Extracted data entries:
# # # # #
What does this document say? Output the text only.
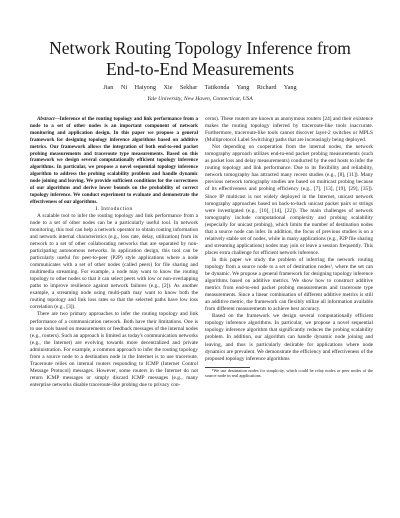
Network Routing Topology Inference from
End-to-End Measurements
Jian Ni Haiyong Xie Sekhar Tatikonda Yang Richard Yang
Yale University, New Haven, Connecticut, USA

Abstract—Inference of the routing topology and link performance from a node to a set of other nodes is an important component of network monitoring and application design. In this paper we propose a general framework for designing topology inference algorithms based on additive metrics. Our framework allows the integration of both end-to-end packet probing measurements and traceroute type measurements. Based on this framework we design several computationally efficient topology inference algorithms. In particular, we propose a novel sequential topology inference algorithm to address the probing scalability problem and handle dynamic node joining and leaving. We provide sufficient conditions for the correctness of our algorithms and derive lower bounds on the probability of correct topology inference. We conduct experiment to evaluate and demonstrate the effectiveness of our algorithms.

I. Introduction

A scalable tool to infer the routing topology and link performance from a node to a set of other nodes can be a particularly useful tool. In network monitoring, this tool can help a network operator to obtain routing information and network internal characteristics (e.g., loss rate, delay, utilization) from its network to a set of other collaborating networks that are separated by non-participating autonomous networks. In application design, this tool can be particularly useful for peer-to-peer (P2P) style applications where a node communicates with a set of other nodes (called peers) for file sharing and multimedia streaming. For example, a node may want to know the routing topology to other nodes so that it can select peers with low or non-overlapping paths to improve resilience against network failures (e.g., [2]). As another example, a streaming node using multi-path may want to know both the routing topology and link loss rates so that the selected paths have low loss correlation (e.g., [3]).

There are two primary approaches to infer the routing topology and link performance of a communication network. Both have their limitations. One is to use tools based on measurements or feedback messages of the internal nodes (e.g., routers). Such an approach is limited as today's communication networks (e.g., the Internet) are evolving towards more decentralized and private administration. For example, a common approach to infer the routing topology from a source node to a destination node in the Internet is to use traceroute. Traceroute relies on internal routers responding to ICMP (Internet Control Message Protocol) messages. However, some routers in the Internet do not return ICMP messages or simply discard ICMP messages (e.g., many enterprise networks disable traceroute-like probing due to privacy con-

cerns). These routers are known as anonymous routers [24] and their existence makes the routing topology inferred by traceroute-like tools inaccurate. Furthermore, traceroute-like tools cannot discover layer-2 switches or MPLS (Multiprotocol Label Switching) paths that are increasingly being deployed.

Not depending on cooperation from the internal nodes, the network tomography approach utilizes end-to-end packet probing measurements (such as packet loss and delay measurements) conducted by the end hosts to infer the routing topology and link performance. Due to its flexibility and reliability, network tomography has attracted many recent studies (e.g., [8], [11]). Many previous network tomography studies are based on multicast probing because of its effectiveness and probing efficiency (e.g., [7], [13], [19], [29], [35]). Since IP multicast is not widely deployed in the Internet, unicast network tomography approaches based on back-to-back unicast packet pairs or strings were investigated (e.g., [10], [14], [22]). The main challenges of network tomography include computational complexity and probing scalability (especially for unicast probing), which limits the number of destination nodes that a source node can infer. In addition, the focus of previous studies is on a relatively stable set of nodes, while in many applications (e.g., P2P file sharing and streaming applications) nodes may join or leave a session frequently. This places extra challenge for efficient network inference.

In this paper we study the problem of inferring the network routing topology from a source node to a set of destination nodes¹, where the set can be dynamic. We propose a general framework for designing topology inference algorithms based on additive metrics. We show how to construct additive metrics from end-to-end packet probing measurements and traceroute type measurements. Since a linear combination of different additive metrics is still an additive metric, the framework can flexibly utilize all information available from different measurements to achieve best accuracy.

Based on the framework we design several computationally efficient topology inference algorithms. In particular, we propose a novel sequential topology inference algorithm that significantly reduces the probing scalability problem. In addition, our algorithm can handle dynamic node joining and leaving, and thus is particularly desirable for applications where node dynamics are prevalent. We demonstrate the efficiency and effectiveness of the proposed topology inference algorithms

¹We use destination nodes for simplicity, which could be relay nodes or peer nodes of the source node in real applications.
# # # # #
▶ TASK TO CARRY OUT
Give the material again exactly as it is, but keep the pictures out.

▶ OUTPUT OF THE EXERCISE
What does this document say? Output the text only.
Network Routing Topology Inference from
End-to-End Measurements
Jian Ni Haiyong Xie Sekhar Tatikonda Yang Richard Yang
Yale University, New Haven, Connecticut, USA

Abstract—Inference of the routing topology and link performance from a node to a set of other nodes is an important component of network monitoring and application design. In this paper we propose a general framework for designing topology inference algorithms based on additive metrics. Our framework allows the integration of both end-to-end packet probing measurements and traceroute type measurements. Based on this framework we design several computationally efficient topology inference algorithms. In particular, we propose a novel sequential topology inference algorithm to address the probing scalability problem and handle dynamic node joining and leaving. We provide sufficient conditions for the correctness of our algorithms and derive lower bounds on the probability of correct topology inference. We conduct experiment to evaluate and demonstrate the effectiveness of our algorithms.

I. Introduction

A scalable tool to infer the routing topology and link performance from a node to a set of other nodes can be a particularly useful tool. In network monitoring, this tool can help a network operator to obtain routing information and network internal characteristics (e.g., loss rate, delay, utilization) from its network to a set of other collaborating networks that are separated by non-participating autonomous networks. In application design, this tool can be particularly useful for peer-to-peer (P2P) style applications where a node communicates with a set of other nodes (called peers) for file sharing and multimedia streaming. For example, a node may want to know the routing topology to other nodes so that it can select peers with low or non-overlapping paths to improve resilience against network failures (e.g., [2]). As another example, a streaming node using multi-path may want to know both the routing topology and link loss rates so that the selected paths have low loss correlation (e.g., [3]).

There are two primary approaches to infer the routing topology and link performance of a communication network. Both have their limitations. One is to use tools based on measurements or feedback messages of the internal nodes (e.g., routers). Such an approach is limited as today's communication networks (e.g., the Internet) are evolving towards more decentralized and private administration. For example, a common approach to infer the routing topology from a source node to a destination node in the Internet is to use traceroute. Traceroute relies on internal routers responding to ICMP (Internet Control Message Protocol) messages. However, some routers in the Internet do not return ICMP messages or simply discard ICMP messages (e.g., many enterprise networks disable traceroute-like probing due to privacy con-

cerns). These routers are known as anonymous routers [24] and their existence makes the routing topology inferred by traceroute-like tools inaccurate. Furthermore, traceroute-like tools cannot discover layer-2 switches or MPLS (Multiprotocol Label Switching) paths that are increasingly being deployed.

Not depending on cooperation from the internal nodes, the network tomography approach utilizes end-to-end packet probing measurements (such as packet loss and delay measurements) conducted by the end hosts to infer the routing topology and link performance. Due to its flexibility and reliability, network tomography has attracted many recent studies (e.g., [8], [11]). Many previous network tomography studies are based on multicast probing because of its effectiveness and probing efficiency (e.g., [7], [13], [19], [29], [35]). Since IP multicast is not widely deployed in the Internet, unicast network tomography approaches based on back-to-back unicast packet pairs or strings were investigated (e.g., [10], [14], [22]). The main challenges of network tomography include computational complexity and probing scalability (especially for unicast probing), which limits the number of destination nodes that a source node can infer. In addition, the focus of previous studies is on a relatively stable set of nodes, while in many applications (e.g., P2P file sharing and streaming applications) nodes may join or leave a session frequently. This places extra challenge for efficient network inference.

In this paper we study the problem of inferring the network routing topology from a source node to a set of destination nodes¹, where the set can be dynamic. We propose a general framework for designing topology inference algorithms based on additive metrics. We show how to construct additive metrics from end-to-end packet probing measurements and traceroute type measurements. Since a linear combination of different additive metrics is still an additive metric, the framework can flexibly utilize all information available from different measurements to achieve best accuracy.

Based on the framework we design several computationally efficient topology inference algorithms. In particular, we propose a novel sequential topology inference algorithm that significantly reduces the probing scalability problem. In addition, our algorithm can handle dynamic node joining and leaving, and thus is particularly desirable for applications where node dynamics are prevalent. We demonstrate the efficiency and effectiveness of the proposed topology inference algorithms

¹We use destination nodes for simplicity, which could be relay nodes or peer nodes of the source node in real applications.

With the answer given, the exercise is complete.